Task requirements
Give nothing except the number of lines containing the word "aprovação".
◆ ◆ ◆ ◆ ◆ ◆ ◆
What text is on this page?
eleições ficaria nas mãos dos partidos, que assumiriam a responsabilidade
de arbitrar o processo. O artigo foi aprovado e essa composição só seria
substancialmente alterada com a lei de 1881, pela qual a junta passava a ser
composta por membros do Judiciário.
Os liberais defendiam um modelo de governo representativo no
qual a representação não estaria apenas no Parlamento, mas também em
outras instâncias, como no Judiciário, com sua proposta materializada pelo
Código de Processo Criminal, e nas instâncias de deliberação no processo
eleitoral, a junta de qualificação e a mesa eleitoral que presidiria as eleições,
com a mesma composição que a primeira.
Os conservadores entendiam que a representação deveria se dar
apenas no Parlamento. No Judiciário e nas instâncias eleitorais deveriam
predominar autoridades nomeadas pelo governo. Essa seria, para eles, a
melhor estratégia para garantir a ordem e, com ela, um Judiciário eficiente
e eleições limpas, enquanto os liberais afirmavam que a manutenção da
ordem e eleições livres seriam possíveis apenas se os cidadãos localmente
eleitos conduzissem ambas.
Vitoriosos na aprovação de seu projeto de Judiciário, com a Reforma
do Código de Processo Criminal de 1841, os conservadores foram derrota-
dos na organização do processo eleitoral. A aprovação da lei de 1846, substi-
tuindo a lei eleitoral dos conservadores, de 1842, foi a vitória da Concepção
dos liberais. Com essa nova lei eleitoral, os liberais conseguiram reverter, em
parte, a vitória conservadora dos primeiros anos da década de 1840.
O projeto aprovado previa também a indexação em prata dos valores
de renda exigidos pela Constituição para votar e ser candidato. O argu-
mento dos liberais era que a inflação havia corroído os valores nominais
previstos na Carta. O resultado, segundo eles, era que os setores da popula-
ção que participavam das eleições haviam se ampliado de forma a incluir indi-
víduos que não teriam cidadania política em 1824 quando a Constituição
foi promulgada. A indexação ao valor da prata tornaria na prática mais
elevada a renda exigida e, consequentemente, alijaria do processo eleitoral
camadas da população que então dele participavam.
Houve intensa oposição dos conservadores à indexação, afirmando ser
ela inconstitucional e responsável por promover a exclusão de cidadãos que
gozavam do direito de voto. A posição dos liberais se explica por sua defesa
◆ ◆ ◆ ◆ ◆ ◆ ◆
Written solution
2